— Begin —

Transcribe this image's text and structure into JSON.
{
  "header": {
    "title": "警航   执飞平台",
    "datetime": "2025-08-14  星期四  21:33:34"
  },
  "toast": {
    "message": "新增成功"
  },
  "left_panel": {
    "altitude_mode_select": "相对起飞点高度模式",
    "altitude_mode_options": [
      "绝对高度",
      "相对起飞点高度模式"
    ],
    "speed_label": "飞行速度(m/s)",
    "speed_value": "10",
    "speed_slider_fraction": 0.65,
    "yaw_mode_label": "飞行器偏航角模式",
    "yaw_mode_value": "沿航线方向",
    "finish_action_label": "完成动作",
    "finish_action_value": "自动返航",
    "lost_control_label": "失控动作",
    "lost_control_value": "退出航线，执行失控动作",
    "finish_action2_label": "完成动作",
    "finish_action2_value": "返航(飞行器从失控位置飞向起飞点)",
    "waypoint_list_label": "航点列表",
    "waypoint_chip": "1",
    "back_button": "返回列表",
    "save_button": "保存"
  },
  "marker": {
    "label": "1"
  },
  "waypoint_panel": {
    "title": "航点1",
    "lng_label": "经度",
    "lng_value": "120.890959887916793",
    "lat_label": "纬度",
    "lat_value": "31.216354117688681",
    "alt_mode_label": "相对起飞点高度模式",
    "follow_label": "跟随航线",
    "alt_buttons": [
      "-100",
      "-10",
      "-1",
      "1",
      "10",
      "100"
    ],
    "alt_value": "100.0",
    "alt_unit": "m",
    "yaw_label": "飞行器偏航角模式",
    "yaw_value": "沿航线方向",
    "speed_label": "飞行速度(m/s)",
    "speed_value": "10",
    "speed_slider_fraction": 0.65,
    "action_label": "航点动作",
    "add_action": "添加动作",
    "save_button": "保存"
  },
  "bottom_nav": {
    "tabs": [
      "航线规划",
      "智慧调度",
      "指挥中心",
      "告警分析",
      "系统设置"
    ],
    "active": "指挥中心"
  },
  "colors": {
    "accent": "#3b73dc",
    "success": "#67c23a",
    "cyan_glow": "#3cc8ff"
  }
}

— End —

◆ TASK PROMPT
Please repeat the listing above in full and exactly.

◆ FINISHED ANSWER
Transcribe this image's text and structure into JSON.
{
  "header": {
    "title": "警航   执飞平台",
    "datetime": "2025-08-14  星期四  21:33:34"
  },
  "toast": {
    "message": "新增成功"
  },
  "left_panel": {
    "altitude_mode_select": "相对起飞点高度模式",
    "altitude_mode_options": [
      "绝对高度",
      "相对起飞点高度模式"
    ],
    "speed_label": "飞行速度(m/s)",
    "speed_value": "10",
    "speed_slider_fraction": 0.65,
    "yaw_mode_label": "飞行器偏航角模式",
    "yaw_mode_value": "沿航线方向",
    "finish_action_label": "完成动作",
    "finish_action_value": "自动返航",
    "lost_control_label": "失控动作",
    "lost_control_value": "退出航线，执行失控动作",
    "finish_action2_label": "完成动作",
    "finish_action2_value": "返航(飞行器从失控位置飞向起飞点)",
    "waypoint_list_label": "航点列表",
    "waypoint_chip": "1",
    "back_button": "返回列表",
    "save_button": "保存"
  },
  "marker": {
    "label": "1"
  },
  "waypoint_panel": {
    "title": "航点1",
    "lng_label": "经度",
    "lng_value": "120.890959887916793",
    "lat_label": "纬度",
    "lat_value": "31.216354117688681",
    "alt_mode_label": "相对起飞点高度模式",
    "follow_label": "跟随航线",
    "alt_buttons": [
      "-100",
      "-10",
      "-1",
      "1",
      "10",
      "100"
    ],
    "alt_value": "100.0",
    "alt_unit": "m",
    "yaw_label": "飞行器偏航角模式",
    "yaw_value": "沿航线方向",
    "speed_label": "飞行速度(m/s)",
    "speed_value": "10",
    "speed_slider_fraction": 0.65,
    "action_label": "航点动作",
    "add_action": "添加动作",
    "save_button": "保存"
  },
  "bottom_nav": {
    "tabs": [
      "航线规划",
      "智慧调度",
      "指挥中心",
      "告警分析",
      "系统设置"
    ],
    "active": "指挥中心"
  },
  "colors": {
    "accent": "#3b73dc",
    "success": "#67c23a",
    "cyan_glow": "#3cc8ff"
  }
}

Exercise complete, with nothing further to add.